**Data entries:**
====================

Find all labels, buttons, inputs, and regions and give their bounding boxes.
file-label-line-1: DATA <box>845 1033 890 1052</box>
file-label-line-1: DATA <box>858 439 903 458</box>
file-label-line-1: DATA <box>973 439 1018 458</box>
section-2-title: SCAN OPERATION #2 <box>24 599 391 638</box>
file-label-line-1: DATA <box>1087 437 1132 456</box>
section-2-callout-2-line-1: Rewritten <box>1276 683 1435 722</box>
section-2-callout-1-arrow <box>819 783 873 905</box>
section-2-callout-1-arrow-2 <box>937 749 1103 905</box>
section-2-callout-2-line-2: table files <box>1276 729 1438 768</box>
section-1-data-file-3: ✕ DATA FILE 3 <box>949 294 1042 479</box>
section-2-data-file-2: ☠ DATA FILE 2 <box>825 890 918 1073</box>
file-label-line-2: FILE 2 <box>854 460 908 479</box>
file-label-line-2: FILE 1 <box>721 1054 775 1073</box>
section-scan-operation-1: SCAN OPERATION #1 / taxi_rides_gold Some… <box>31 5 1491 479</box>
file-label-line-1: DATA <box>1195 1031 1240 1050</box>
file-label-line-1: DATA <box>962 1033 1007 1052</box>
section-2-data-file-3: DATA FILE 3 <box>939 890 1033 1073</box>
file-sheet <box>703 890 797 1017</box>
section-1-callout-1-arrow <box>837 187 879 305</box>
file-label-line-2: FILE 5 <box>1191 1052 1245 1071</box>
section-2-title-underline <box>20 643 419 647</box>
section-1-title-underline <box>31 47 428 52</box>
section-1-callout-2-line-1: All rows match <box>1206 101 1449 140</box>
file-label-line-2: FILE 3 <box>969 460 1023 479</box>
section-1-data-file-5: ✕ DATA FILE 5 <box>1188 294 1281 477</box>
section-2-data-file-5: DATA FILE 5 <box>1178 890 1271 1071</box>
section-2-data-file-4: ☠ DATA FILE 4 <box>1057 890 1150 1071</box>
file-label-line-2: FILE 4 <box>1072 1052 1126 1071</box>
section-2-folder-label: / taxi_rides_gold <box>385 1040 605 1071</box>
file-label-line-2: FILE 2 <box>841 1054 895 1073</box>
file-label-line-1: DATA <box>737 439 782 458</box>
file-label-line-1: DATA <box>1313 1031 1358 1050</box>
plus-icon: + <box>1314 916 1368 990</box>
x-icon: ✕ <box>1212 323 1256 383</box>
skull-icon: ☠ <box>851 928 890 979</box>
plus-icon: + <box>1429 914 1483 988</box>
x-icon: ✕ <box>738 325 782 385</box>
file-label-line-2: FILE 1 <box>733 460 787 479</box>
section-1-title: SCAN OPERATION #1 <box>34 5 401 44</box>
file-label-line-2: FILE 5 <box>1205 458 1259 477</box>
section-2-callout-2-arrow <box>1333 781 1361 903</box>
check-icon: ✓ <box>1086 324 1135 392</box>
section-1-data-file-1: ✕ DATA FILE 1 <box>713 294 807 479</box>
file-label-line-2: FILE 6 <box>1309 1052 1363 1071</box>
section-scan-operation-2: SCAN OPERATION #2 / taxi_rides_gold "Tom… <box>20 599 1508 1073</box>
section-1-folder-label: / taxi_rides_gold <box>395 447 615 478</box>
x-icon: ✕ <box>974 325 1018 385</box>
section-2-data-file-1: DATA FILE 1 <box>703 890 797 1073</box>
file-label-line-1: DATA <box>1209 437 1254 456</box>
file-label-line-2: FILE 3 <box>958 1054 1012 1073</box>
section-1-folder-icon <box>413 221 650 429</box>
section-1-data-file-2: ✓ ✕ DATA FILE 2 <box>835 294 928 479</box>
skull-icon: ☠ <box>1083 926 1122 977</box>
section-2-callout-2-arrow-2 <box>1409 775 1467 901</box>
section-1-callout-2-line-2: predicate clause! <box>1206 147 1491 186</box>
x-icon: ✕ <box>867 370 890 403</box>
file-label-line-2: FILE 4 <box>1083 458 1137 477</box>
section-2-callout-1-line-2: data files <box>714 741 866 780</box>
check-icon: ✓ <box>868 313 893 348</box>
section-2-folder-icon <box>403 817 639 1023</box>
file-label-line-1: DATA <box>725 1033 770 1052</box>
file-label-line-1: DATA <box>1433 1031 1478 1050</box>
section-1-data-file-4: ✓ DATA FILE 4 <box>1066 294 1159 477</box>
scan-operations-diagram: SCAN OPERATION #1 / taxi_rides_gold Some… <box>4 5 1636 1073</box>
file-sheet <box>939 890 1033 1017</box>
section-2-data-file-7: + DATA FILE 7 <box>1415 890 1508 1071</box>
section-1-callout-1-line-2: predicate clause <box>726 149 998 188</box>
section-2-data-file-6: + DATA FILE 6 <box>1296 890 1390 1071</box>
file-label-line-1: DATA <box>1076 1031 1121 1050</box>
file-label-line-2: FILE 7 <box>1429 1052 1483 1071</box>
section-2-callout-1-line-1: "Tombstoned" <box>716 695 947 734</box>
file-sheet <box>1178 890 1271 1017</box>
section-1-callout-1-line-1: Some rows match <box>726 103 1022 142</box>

====================

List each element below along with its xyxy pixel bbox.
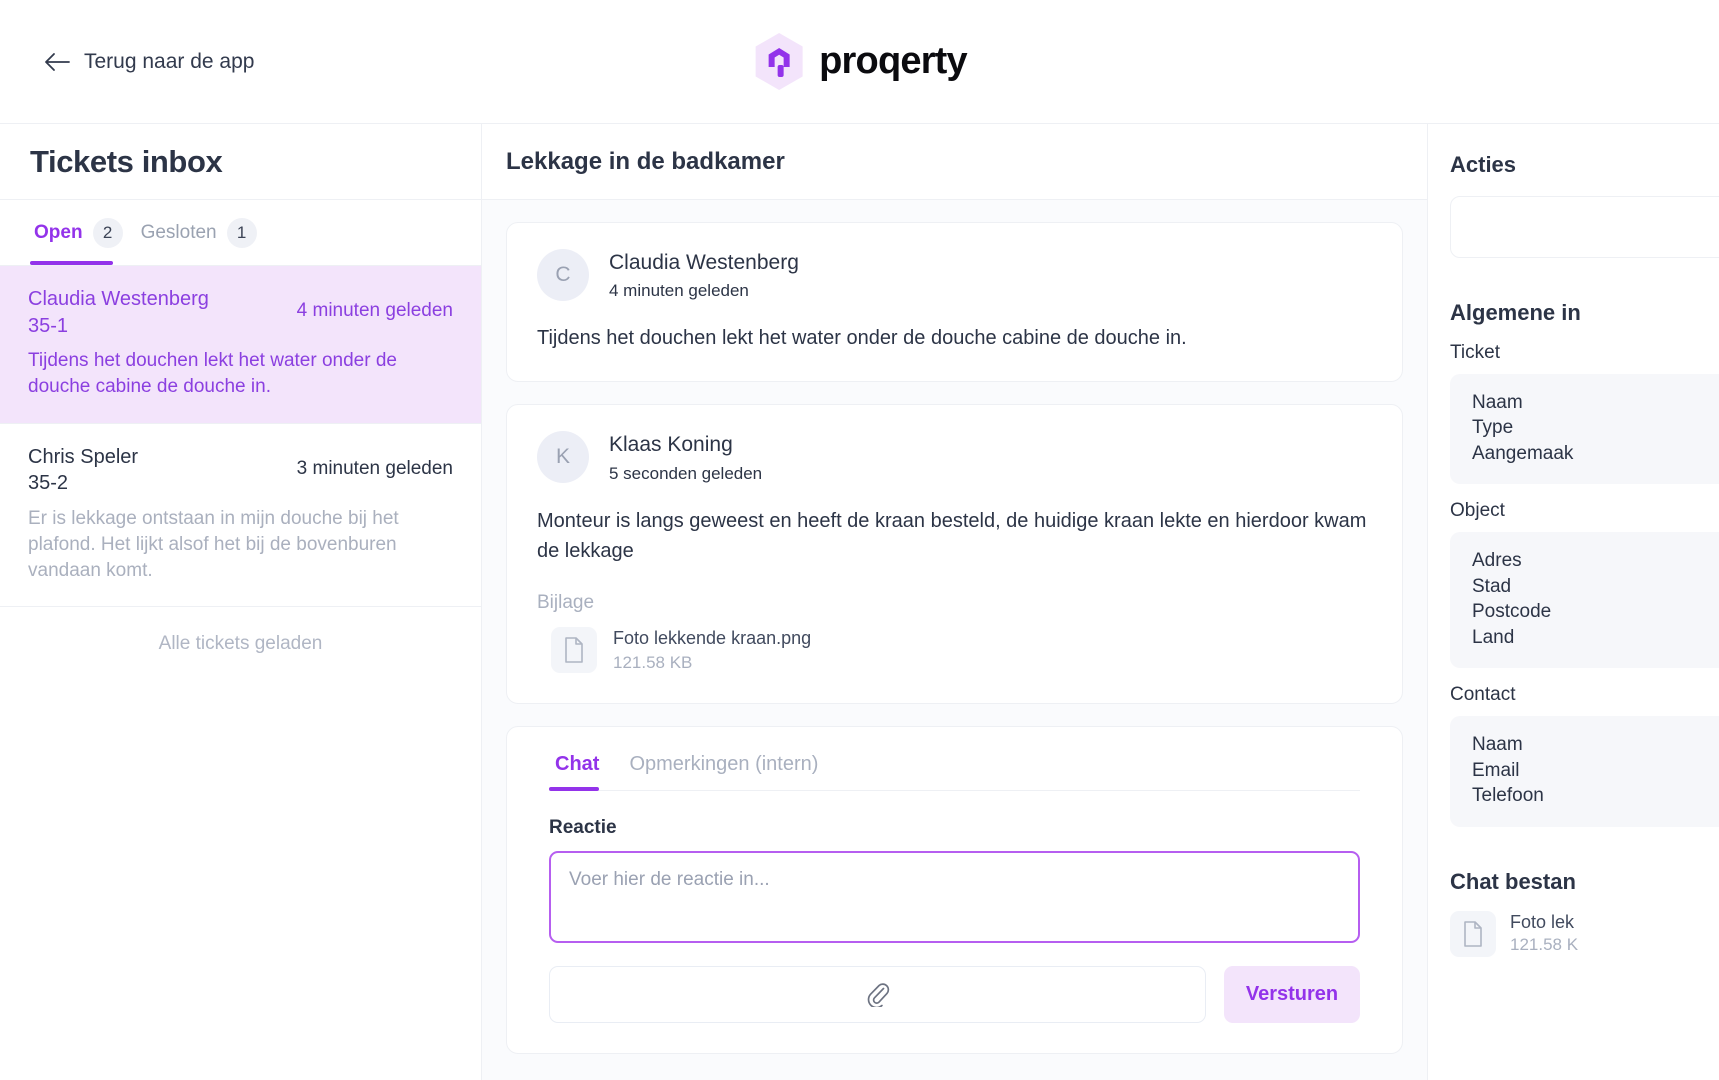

====================

**Request:** Recast the lines of the listing above as a numbered list, starting at the line containing "Find all labels, buttons, inputs, and" and ending at the line containing "section-2-callout-2-line-1: Rewritten <box>1276", with any blank lines left out.

**Completed exercise:**
1. Find all labels, buttons, inputs, and regions and give their bounding boxes.
2. file-label-line-1: DATA <box>845 1033 890 1052</box>
3. file-label-line-1: DATA <box>858 439 903 458</box>
4. file-label-line-1: DATA <box>973 439 1018 458</box>
5. section-2-title: SCAN OPERATION #2 <box>24 599 391 638</box>
6. file-label-line-1: DATA <box>1087 437 1132 456</box>
7. section-2-callout-2-line-1: Rewritten <box>1276 683 1435 722</box>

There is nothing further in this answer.